- **TASK DETAILS**:
Word for word, transcribe the lines below and drop the pictures.

- **ROWS**:

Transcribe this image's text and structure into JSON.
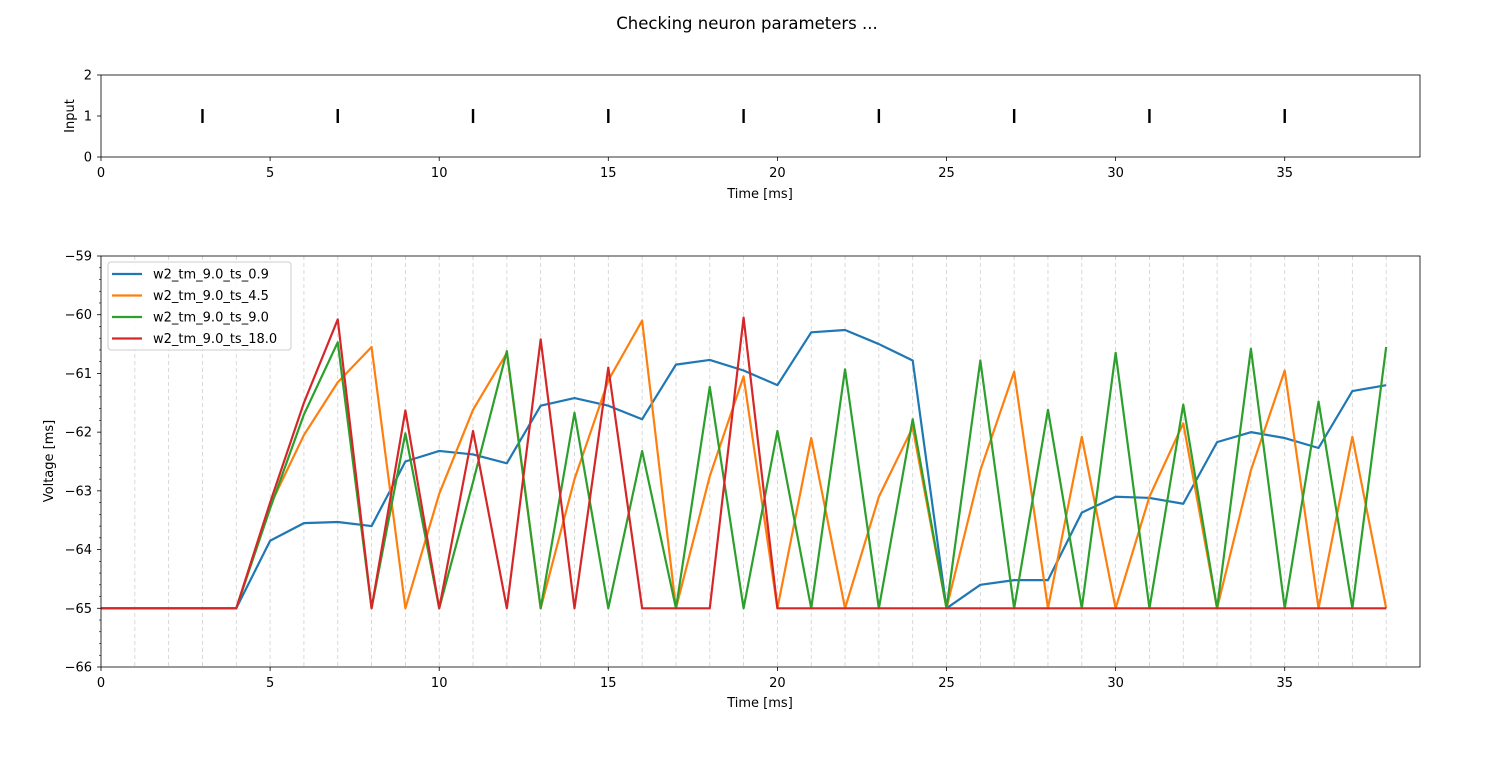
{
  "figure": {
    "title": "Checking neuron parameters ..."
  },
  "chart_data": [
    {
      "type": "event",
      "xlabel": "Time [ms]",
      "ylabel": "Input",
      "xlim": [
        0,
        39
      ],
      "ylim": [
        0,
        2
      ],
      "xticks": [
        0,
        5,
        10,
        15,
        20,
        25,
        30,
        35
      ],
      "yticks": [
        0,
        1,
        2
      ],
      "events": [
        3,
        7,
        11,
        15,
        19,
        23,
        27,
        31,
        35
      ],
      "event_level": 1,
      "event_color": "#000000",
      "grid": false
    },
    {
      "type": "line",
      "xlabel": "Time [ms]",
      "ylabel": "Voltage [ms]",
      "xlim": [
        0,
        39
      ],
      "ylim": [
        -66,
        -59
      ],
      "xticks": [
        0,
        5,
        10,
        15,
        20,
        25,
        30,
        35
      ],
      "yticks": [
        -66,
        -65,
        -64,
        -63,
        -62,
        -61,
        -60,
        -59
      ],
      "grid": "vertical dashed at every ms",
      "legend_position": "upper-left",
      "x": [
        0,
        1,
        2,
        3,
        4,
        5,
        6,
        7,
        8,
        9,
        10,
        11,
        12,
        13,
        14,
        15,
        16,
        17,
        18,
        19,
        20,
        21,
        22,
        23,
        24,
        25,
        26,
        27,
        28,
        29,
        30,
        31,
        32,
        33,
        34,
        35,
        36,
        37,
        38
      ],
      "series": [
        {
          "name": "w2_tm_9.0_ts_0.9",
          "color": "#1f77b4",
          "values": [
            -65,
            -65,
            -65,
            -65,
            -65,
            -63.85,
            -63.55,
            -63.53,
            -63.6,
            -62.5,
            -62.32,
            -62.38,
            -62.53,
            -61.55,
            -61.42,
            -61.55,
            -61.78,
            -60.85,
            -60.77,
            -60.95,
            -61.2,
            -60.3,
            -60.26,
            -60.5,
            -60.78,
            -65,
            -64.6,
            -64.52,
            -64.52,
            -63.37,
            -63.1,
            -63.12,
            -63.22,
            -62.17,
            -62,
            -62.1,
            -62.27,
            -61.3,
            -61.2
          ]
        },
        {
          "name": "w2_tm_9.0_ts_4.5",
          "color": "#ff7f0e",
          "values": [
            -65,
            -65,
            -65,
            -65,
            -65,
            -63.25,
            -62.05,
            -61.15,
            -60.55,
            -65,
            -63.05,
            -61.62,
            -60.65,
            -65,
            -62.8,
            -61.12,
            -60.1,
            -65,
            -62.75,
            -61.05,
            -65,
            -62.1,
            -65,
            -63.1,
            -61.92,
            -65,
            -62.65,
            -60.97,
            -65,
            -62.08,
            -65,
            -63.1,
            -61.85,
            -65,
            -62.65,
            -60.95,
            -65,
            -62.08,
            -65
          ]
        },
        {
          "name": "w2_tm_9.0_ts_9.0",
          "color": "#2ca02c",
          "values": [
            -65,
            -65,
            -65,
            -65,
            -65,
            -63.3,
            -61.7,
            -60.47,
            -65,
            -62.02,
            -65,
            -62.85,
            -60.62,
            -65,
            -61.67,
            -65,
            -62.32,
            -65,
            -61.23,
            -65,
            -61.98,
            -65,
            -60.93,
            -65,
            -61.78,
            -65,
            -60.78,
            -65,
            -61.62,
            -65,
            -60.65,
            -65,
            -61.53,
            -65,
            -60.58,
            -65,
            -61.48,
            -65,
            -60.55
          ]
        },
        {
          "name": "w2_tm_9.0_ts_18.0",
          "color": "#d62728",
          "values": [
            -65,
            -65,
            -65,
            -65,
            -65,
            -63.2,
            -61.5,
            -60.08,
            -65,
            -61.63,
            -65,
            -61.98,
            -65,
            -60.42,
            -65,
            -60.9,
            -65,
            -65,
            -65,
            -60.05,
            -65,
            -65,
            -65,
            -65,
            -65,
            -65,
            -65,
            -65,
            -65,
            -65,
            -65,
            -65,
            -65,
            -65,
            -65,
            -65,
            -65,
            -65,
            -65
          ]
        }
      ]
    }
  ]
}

- **FINAL RESULT**:
Transcribe this image's text and structure into JSON.
{
  "figure": {
    "title": "Checking neuron parameters ..."
  },
  "chart_data": [
    {
      "type": "event",
      "xlabel": "Time [ms]",
      "ylabel": "Input",
      "xlim": [
        0,
        39
      ],
      "ylim": [
        0,
        2
      ],
      "xticks": [
        0,
        5,
        10,
        15,
        20,
        25,
        30,
        35
      ],
      "yticks": [
        0,
        1,
        2
      ],
      "events": [
        3,
        7,
        11,
        15,
        19,
        23,
        27,
        31,
        35
      ],
      "event_level": 1,
      "event_color": "#000000",
      "grid": false
    },
    {
      "type": "line",
      "xlabel": "Time [ms]",
      "ylabel": "Voltage [ms]",
      "xlim": [
        0,
        39
      ],
      "ylim": [
        -66,
        -59
      ],
      "xticks": [
        0,
        5,
        10,
        15,
        20,
        25,
        30,
        35
      ],
      "yticks": [
        -66,
        -65,
        -64,
        -63,
        -62,
        -61,
        -60,
        -59
      ],
      "grid": "vertical dashed at every ms",
      "legend_position": "upper-left",
      "x": [
        0,
        1,
        2,
        3,
        4,
        5,
        6,
        7,
        8,
        9,
        10,
        11,
        12,
        13,
        14,
        15,
        16,
        17,
        18,
        19,
        20,
        21,
        22,
        23,
        24,
        25,
        26,
        27,
        28,
        29,
        30,
        31,
        32,
        33,
        34,
        35,
        36,
        37,
        38
      ],
      "series": [
        {
          "name": "w2_tm_9.0_ts_0.9",
          "color": "#1f77b4",
          "values": [
            -65,
            -65,
            -65,
            -65,
            -65,
            -63.85,
            -63.55,
            -63.53,
            -63.6,
            -62.5,
            -62.32,
            -62.38,
            -62.53,
            -61.55,
            -61.42,
            -61.55,
            -61.78,
            -60.85,
            -60.77,
            -60.95,
            -61.2,
            -60.3,
            -60.26,
            -60.5,
            -60.78,
            -65,
            -64.6,
            -64.52,
            -64.52,
            -63.37,
            -63.1,
            -63.12,
            -63.22,
            -62.17,
            -62,
            -62.1,
            -62.27,
            -61.3,
            -61.2
          ]
        },
        {
          "name": "w2_tm_9.0_ts_4.5",
          "color": "#ff7f0e",
          "values": [
            -65,
            -65,
            -65,
            -65,
            -65,
            -63.25,
            -62.05,
            -61.15,
            -60.55,
            -65,
            -63.05,
            -61.62,
            -60.65,
            -65,
            -62.8,
            -61.12,
            -60.1,
            -65,
            -62.75,
            -61.05,
            -65,
            -62.1,
            -65,
            -63.1,
            -61.92,
            -65,
            -62.65,
            -60.97,
            -65,
            -62.08,
            -65,
            -63.1,
            -61.85,
            -65,
            -62.65,
            -60.95,
            -65,
            -62.08,
            -65
          ]
        },
        {
          "name": "w2_tm_9.0_ts_9.0",
          "color": "#2ca02c",
          "values": [
            -65,
            -65,
            -65,
            -65,
            -65,
            -63.3,
            -61.7,
            -60.47,
            -65,
            -62.02,
            -65,
            -62.85,
            -60.62,
            -65,
            -61.67,
            -65,
            -62.32,
            -65,
            -61.23,
            -65,
            -61.98,
            -65,
            -60.93,
            -65,
            -61.78,
            -65,
            -60.78,
            -65,
            -61.62,
            -65,
            -60.65,
            -65,
            -61.53,
            -65,
            -60.58,
            -65,
            -61.48,
            -65,
            -60.55
          ]
        },
        {
          "name": "w2_tm_9.0_ts_18.0",
          "color": "#d62728",
          "values": [
            -65,
            -65,
            -65,
            -65,
            -65,
            -63.2,
            -61.5,
            -60.08,
            -65,
            -61.63,
            -65,
            -61.98,
            -65,
            -60.42,
            -65,
            -60.9,
            -65,
            -65,
            -65,
            -60.05,
            -65,
            -65,
            -65,
            -65,
            -65,
            -65,
            -65,
            -65,
            -65,
            -65,
            -65,
            -65,
            -65,
            -65,
            -65,
            -65,
            -65,
            -65,
            -65
          ]
        }
      ]
    }
  ]
}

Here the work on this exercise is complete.